-- START --

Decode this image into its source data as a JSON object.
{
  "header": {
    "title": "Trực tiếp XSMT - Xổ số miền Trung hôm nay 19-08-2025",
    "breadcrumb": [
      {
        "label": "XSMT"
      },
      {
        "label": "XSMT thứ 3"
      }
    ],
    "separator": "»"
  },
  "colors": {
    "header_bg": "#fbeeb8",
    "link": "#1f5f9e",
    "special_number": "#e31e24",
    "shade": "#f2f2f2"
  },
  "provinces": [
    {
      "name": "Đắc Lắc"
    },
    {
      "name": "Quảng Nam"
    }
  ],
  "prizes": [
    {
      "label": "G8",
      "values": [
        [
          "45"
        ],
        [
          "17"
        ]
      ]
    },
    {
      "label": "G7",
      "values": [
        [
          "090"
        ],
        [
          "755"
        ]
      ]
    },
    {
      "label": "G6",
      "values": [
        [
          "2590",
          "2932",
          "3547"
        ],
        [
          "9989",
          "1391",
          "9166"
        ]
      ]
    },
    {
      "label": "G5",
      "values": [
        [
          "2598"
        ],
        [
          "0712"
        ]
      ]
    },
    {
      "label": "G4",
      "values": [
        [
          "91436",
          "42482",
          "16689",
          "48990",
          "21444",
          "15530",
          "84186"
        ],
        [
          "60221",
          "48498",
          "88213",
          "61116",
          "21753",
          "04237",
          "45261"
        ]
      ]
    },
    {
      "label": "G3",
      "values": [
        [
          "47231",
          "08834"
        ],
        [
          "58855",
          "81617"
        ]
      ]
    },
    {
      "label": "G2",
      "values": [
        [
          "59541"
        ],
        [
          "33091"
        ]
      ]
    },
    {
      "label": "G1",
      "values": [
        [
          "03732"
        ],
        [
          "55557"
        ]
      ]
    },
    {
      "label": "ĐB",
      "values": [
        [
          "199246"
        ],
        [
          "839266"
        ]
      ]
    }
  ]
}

-- END --

Task -> Count how many lines above carry the word "label". Only the number is required.

Exercise result -> 11